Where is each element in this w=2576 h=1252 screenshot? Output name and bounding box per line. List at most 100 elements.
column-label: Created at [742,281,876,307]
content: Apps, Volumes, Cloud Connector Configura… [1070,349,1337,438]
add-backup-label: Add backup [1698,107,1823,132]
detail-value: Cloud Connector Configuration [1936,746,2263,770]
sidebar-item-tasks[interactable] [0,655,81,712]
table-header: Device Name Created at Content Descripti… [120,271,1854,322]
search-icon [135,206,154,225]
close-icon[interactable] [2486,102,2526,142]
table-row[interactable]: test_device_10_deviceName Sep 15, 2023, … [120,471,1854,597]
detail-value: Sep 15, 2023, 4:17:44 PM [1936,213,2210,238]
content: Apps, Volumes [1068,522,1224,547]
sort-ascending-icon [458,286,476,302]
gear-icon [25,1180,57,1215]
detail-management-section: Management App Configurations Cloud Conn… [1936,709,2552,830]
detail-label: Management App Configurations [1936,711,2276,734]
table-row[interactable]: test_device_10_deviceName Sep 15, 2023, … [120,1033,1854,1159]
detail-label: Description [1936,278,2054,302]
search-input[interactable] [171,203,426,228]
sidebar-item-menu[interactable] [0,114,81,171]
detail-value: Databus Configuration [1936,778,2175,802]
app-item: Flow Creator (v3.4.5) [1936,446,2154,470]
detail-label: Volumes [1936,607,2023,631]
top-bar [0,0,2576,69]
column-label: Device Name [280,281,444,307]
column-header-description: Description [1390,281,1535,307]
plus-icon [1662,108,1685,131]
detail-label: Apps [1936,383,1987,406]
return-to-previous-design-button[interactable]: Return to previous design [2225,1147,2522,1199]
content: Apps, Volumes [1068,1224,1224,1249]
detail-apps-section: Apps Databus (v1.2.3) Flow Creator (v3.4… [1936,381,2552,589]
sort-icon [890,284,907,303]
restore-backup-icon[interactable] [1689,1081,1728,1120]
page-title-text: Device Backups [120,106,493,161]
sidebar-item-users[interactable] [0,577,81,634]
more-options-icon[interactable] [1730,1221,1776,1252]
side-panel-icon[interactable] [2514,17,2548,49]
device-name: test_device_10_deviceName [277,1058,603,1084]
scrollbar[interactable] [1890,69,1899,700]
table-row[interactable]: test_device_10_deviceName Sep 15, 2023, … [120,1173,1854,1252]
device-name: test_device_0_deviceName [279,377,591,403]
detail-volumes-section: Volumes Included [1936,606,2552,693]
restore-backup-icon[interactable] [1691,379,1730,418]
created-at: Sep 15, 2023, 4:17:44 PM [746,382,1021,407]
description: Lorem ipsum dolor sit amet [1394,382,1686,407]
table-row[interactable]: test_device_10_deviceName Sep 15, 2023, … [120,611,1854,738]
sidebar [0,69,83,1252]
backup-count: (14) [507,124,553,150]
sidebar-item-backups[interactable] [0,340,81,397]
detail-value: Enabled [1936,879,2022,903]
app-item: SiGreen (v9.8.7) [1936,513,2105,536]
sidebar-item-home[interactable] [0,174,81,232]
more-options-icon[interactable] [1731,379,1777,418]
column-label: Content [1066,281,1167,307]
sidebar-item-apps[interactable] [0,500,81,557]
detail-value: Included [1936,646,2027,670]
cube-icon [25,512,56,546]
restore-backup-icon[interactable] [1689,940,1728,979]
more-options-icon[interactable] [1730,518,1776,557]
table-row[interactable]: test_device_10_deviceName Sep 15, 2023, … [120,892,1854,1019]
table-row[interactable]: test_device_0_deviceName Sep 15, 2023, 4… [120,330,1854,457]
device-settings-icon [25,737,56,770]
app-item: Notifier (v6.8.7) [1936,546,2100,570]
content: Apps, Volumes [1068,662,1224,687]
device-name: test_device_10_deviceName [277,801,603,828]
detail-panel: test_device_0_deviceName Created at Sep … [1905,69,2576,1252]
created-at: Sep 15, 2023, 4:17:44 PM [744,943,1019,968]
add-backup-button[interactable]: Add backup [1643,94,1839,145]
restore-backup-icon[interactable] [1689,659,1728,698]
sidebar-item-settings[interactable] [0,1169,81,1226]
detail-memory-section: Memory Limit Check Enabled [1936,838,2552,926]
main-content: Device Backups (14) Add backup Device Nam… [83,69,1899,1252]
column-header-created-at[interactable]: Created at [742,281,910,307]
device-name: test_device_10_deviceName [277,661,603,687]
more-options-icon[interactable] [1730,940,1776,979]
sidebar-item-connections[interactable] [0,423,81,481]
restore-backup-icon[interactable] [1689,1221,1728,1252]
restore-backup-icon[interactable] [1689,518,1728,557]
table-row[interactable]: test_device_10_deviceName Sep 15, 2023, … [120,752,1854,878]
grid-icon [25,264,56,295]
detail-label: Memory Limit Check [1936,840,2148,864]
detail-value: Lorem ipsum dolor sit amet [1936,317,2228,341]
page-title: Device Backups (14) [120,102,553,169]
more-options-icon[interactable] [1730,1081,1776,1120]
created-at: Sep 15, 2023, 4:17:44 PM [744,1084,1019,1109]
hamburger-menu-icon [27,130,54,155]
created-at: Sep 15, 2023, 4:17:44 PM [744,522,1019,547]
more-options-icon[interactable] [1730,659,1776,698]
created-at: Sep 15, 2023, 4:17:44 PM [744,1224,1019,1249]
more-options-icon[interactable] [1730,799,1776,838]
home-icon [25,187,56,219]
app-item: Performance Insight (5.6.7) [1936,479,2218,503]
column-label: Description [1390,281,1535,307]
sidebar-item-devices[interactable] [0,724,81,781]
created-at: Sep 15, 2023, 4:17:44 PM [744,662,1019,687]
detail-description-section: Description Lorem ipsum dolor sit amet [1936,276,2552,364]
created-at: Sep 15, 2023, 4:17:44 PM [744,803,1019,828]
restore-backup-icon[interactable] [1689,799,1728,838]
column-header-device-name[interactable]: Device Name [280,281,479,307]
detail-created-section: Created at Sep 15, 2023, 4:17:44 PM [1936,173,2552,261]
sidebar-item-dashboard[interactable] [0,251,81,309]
★ ★ ★ ★ ★ ★ ★
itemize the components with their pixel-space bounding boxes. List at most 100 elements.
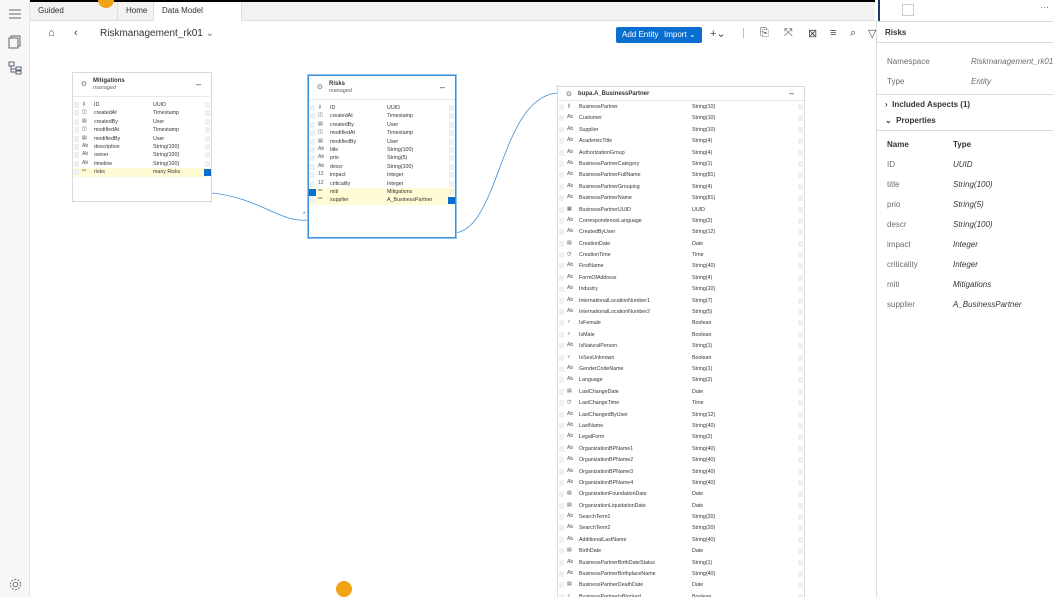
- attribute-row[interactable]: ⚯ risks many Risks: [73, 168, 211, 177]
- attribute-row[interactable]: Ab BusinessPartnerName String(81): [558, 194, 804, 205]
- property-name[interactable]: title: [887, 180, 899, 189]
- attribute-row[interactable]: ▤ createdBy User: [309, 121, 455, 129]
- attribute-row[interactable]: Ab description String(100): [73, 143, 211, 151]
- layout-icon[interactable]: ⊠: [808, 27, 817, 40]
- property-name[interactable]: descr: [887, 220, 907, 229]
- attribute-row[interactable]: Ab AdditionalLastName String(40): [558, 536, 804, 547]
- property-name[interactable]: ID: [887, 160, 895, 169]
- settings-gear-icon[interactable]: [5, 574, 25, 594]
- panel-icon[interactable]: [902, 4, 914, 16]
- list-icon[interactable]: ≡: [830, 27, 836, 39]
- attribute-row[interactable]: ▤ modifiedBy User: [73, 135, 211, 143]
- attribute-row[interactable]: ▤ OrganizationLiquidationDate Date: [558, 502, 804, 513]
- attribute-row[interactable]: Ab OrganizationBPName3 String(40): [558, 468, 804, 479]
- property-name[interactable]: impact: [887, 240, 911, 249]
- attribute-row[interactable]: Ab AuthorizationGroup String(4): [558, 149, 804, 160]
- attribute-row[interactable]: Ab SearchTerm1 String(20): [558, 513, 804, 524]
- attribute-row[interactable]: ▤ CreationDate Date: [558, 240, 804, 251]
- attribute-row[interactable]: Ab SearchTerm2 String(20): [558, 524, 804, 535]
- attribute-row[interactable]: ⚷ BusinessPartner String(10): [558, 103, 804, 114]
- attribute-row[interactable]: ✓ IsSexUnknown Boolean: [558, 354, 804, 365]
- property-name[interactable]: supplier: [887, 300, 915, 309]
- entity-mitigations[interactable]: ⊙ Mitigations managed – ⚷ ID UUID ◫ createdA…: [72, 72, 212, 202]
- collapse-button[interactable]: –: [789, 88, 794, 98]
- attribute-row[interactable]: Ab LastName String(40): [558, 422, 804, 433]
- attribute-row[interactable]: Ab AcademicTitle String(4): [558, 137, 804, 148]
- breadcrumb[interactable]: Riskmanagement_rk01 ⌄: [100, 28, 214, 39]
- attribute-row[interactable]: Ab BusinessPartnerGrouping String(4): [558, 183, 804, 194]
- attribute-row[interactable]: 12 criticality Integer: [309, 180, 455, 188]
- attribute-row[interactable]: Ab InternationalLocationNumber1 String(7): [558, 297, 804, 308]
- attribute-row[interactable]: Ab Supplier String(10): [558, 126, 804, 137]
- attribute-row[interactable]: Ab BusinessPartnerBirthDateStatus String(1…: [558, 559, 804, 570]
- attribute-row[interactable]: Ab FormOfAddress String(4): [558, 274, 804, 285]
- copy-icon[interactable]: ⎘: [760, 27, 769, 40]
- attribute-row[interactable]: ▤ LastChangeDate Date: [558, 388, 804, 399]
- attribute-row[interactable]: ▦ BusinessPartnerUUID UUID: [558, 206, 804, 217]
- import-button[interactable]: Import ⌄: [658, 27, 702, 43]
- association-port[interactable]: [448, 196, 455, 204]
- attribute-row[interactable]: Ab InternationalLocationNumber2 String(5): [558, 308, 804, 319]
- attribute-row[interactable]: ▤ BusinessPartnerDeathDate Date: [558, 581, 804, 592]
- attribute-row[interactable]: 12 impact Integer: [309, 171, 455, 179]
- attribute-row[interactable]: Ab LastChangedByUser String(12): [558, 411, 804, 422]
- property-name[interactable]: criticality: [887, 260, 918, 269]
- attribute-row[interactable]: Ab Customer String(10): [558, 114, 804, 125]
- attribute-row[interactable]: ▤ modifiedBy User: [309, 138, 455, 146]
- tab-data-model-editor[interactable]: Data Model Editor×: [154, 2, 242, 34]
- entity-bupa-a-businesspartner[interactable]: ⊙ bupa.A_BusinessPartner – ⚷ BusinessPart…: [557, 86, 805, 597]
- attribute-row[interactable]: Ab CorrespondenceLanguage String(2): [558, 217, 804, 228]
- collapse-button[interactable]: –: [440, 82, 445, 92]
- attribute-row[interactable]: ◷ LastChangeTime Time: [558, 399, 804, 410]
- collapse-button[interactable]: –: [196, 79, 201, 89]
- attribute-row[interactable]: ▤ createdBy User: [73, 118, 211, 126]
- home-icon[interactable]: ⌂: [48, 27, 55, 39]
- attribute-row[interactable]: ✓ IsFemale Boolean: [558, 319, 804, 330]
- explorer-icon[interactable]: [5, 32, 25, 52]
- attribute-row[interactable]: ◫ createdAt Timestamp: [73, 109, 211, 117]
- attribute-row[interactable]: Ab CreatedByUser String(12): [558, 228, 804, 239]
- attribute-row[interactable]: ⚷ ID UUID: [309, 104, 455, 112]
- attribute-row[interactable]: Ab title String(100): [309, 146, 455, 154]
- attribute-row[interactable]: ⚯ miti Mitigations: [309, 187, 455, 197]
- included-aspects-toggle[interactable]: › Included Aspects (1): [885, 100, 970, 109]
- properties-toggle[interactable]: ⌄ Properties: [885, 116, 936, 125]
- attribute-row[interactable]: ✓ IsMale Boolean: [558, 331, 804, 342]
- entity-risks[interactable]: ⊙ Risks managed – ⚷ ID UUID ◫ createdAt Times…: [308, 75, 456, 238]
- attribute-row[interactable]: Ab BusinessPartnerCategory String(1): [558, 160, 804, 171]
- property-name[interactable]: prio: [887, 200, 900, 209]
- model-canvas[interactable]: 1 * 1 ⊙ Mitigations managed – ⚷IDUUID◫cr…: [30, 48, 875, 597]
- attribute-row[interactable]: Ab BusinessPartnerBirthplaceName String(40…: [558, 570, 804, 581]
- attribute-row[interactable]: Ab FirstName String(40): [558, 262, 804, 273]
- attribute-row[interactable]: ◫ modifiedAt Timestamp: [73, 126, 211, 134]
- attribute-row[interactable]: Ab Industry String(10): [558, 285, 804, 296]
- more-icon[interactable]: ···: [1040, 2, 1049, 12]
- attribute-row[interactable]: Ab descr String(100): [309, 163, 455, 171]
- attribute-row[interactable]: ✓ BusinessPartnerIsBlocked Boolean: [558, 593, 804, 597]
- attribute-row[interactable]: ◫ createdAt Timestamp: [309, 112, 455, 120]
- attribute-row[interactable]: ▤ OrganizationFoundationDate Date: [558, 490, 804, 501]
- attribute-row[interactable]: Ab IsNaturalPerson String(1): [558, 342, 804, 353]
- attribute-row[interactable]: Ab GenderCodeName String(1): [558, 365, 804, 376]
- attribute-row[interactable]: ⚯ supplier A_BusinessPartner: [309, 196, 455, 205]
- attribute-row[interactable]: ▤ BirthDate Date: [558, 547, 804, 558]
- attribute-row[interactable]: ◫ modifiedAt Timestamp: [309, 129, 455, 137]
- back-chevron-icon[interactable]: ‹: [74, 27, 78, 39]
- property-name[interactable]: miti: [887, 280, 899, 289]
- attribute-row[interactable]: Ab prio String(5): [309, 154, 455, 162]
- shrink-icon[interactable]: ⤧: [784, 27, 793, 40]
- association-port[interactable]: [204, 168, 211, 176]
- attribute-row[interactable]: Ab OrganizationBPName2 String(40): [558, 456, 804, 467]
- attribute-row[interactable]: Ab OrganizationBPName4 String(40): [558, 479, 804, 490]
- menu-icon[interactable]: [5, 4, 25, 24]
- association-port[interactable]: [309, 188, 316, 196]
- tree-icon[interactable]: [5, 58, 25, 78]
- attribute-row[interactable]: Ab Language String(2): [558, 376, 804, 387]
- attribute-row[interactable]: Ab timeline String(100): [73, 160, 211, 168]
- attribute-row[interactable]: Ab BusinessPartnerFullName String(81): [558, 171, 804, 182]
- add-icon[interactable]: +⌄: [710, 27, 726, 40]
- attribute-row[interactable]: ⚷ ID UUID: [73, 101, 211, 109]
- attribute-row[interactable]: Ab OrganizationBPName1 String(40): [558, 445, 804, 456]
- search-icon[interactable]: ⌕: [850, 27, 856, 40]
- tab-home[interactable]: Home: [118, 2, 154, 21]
★ ★ ★ ★ ★ ★ ★
• PROBLEM STATEMENT:
Retype, unchanged, the lines starting with the one that contains "Where is each" and ending with the one that contains "detail-value: Cloud Connector", including both.

• TASK SOLUTION:
Where is each element in this w=2576 h=1252 screenshot? Output name and bounding box per line. List at most 100 elements.
column-label: Created at [742,281,876,307]
content: Apps, Volumes, Cloud Connector Configura… [1070,349,1337,438]
add-backup-label: Add backup [1698,107,1823,132]
detail-value: Cloud Connector Configuration [1936,746,2263,770]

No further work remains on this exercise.